TASK GOAL.
Copy every line of the listing exactly.

DATA EXCERPTS.

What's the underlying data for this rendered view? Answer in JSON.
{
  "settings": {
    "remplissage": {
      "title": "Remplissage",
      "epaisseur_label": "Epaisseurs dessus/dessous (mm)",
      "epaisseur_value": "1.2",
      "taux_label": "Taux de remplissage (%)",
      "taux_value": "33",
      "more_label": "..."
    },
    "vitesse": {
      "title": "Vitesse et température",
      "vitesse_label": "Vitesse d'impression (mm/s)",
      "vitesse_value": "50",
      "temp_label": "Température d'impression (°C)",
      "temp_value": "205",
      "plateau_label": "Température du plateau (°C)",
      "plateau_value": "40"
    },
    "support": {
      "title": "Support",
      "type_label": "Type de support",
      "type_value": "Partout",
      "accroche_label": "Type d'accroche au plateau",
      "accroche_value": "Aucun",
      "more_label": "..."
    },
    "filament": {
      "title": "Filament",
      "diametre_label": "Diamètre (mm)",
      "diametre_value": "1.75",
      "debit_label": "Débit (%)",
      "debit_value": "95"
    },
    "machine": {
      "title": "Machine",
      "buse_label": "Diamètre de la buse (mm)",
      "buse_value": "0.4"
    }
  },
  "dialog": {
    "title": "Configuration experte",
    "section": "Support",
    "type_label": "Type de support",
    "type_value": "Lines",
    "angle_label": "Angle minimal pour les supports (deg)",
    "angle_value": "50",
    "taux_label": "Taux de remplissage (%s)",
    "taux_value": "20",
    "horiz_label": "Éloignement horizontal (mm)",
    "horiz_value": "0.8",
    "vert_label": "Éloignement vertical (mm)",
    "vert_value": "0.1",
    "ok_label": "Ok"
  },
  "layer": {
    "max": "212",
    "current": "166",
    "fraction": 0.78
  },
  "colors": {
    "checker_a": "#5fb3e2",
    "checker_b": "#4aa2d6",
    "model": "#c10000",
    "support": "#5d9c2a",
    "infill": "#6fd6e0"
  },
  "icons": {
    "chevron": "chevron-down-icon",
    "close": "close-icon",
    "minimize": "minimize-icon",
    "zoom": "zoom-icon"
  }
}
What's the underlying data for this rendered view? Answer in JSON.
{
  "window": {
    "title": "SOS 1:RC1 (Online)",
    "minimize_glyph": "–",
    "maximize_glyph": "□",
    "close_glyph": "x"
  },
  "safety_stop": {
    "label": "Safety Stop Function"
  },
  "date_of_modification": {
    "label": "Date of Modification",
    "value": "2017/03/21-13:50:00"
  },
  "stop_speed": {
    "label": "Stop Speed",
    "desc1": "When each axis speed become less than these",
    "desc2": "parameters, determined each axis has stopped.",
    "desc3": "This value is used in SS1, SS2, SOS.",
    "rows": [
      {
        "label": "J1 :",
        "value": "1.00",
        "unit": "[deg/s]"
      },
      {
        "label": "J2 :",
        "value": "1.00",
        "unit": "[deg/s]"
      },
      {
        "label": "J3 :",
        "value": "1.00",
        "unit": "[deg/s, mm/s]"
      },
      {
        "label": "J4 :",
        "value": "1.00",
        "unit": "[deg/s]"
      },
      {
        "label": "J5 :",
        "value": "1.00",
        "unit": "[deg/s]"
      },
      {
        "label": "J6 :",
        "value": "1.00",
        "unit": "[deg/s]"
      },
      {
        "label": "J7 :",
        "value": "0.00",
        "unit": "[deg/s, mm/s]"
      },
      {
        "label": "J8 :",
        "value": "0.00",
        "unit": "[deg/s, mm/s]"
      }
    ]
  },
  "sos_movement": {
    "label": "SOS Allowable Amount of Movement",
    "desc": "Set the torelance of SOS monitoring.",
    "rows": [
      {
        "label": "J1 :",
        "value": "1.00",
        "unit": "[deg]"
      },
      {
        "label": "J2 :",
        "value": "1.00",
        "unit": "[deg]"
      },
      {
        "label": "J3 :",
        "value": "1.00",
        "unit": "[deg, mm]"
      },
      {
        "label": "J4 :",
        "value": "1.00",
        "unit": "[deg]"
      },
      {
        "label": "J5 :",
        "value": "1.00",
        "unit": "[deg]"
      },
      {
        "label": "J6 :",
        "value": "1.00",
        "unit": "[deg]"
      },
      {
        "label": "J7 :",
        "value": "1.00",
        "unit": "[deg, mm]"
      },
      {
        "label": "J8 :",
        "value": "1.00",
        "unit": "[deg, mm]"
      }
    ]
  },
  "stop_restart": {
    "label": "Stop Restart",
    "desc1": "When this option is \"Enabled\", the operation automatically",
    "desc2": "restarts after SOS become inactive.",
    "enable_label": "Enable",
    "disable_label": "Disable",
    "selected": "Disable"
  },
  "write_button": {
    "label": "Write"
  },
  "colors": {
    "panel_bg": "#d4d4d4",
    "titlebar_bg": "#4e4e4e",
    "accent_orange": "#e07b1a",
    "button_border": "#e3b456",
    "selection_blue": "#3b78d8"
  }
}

TASK RESPONSE.
What's the underlying data for this rendered view? Answer in JSON.
{
  "settings": {
    "remplissage": {
      "title": "Remplissage",
      "epaisseur_label": "Epaisseurs dessus/dessous (mm)",
      "epaisseur_value": "1.2",
      "taux_label": "Taux de remplissage (%)",
      "taux_value": "33",
      "more_label": "..."
    },
    "vitesse": {
      "title": "Vitesse et température",
      "vitesse_label": "Vitesse d'impression (mm/s)",
      "vitesse_value": "50",
      "temp_label": "Température d'impression (°C)",
      "temp_value": "205",
      "plateau_label": "Température du plateau (°C)",
      "plateau_value": "40"
    },
    "support": {
      "title": "Support",
      "type_label": "Type de support",
      "type_value": "Partout",
      "accroche_label": "Type d'accroche au plateau",
      "accroche_value": "Aucun",
      "more_label": "..."
    },
    "filament": {
      "title": "Filament",
      "diametre_label": "Diamètre (mm)",
      "diametre_value": "1.75",
      "debit_label": "Débit (%)",
      "debit_value": "95"
    },
    "machine": {
      "title": "Machine",
      "buse_label": "Diamètre de la buse (mm)",
      "buse_value": "0.4"
    }
  },
  "dialog": {
    "title": "Configuration experte",
    "section": "Support",
    "type_label": "Type de support",
    "type_value": "Lines",
    "angle_label": "Angle minimal pour les supports (deg)",
    "angle_value": "50",
    "taux_label": "Taux de remplissage (%s)",
    "taux_value": "20",
    "horiz_label": "Éloignement horizontal (mm)",
    "horiz_value": "0.8",
    "vert_label": "Éloignement vertical (mm)",
    "vert_value": "0.1",
    "ok_label": "Ok"
  },
  "layer": {
    "max": "212",
    "current": "166",
    "fraction": 0.78
  },
  "colors": {
    "checker_a": "#5fb3e2",
    "checker_b": "#4aa2d6",
    "model": "#c10000",
    "support": "#5d9c2a",
    "infill": "#6fd6e0"
  },
  "icons": {
    "chevron": "chevron-down-icon",
    "close": "close-icon",
    "minimize": "minimize-icon",
    "zoom": "zoom-icon"
  }
}
What's the underlying data for this rendered view? Answer in JSON.
{
  "window": {
    "title": "SOS 1:RC1 (Online)",
    "minimize_glyph": "–",
    "maximize_glyph": "□",
    "close_glyph": "x"
  },
  "safety_stop": {
    "label": "Safety Stop Function"
  },
  "date_of_modification": {
    "label": "Date of Modification",
    "value": "2017/03/21-13:50:00"
  },
  "stop_speed": {
    "label": "Stop Speed",
    "desc1": "When each axis speed become less than these",
    "desc2": "parameters, determined each axis has stopped.",
    "desc3": "This value is used in SS1, SS2, SOS.",
    "rows": [
      {
        "label": "J1 :",
        "value": "1.00",
        "unit": "[deg/s]"
      },
      {
        "label": "J2 :",
        "value": "1.00",
        "unit": "[deg/s]"
      },
      {
        "label": "J3 :",
        "value": "1.00",
        "unit": "[deg/s, mm/s]"
      },
      {
        "label": "J4 :",
        "value": "1.00",
        "unit": "[deg/s]"
      },
      {
        "label": "J5 :",
        "value": "1.00",
        "unit": "[deg/s]"
      },
      {
        "label": "J6 :",
        "value": "1.00",
        "unit": "[deg/s]"
      },
      {
        "label": "J7 :",
        "value": "0.00",
        "unit": "[deg/s, mm/s]"
      },
      {
        "label": "J8 :",
        "value": "0.00",
        "unit": "[deg/s, mm/s]"
      }
    ]
  },
  "sos_movement": {
    "label": "SOS Allowable Amount of Movement",
    "desc": "Set the torelance of SOS monitoring.",
    "rows": [
      {
        "label": "J1 :",
        "value": "1.00",
        "unit": "[deg]"
      },
      {
        "label": "J2 :",
        "value": "1.00",
        "unit": "[deg]"
      },
      {
        "label": "J3 :",
        "value": "1.00",
        "unit": "[deg, mm]"
      },
      {
        "label": "J4 :",
        "value": "1.00",
        "unit": "[deg]"
      },
      {
        "label": "J5 :",
        "value": "1.00",
        "unit": "[deg]"
      },
      {
        "label": "J6 :",
        "value": "1.00",
        "unit": "[deg]"
      },
      {
        "label": "J7 :",
        "value": "1.00",
        "unit": "[deg, mm]"
      },
      {
        "label": "J8 :",
        "value": "1.00",
        "unit": "[deg, mm]"
      }
    ]
  },
  "stop_restart": {
    "label": "Stop Restart",
    "desc1": "When this option is \"Enabled\", the operation automatically",
    "desc2": "restarts after SOS become inactive.",
    "enable_label": "Enable",
    "disable_label": "Disable",
    "selected": "Disable"
  },
  "write_button": {
    "label": "Write"
  },
  "colors": {
    "panel_bg": "#d4d4d4",
    "titlebar_bg": "#4e4e4e",
    "accent_orange": "#e07b1a",
    "button_border": "#e3b456",
    "selection_blue": "#3b78d8"
  }
}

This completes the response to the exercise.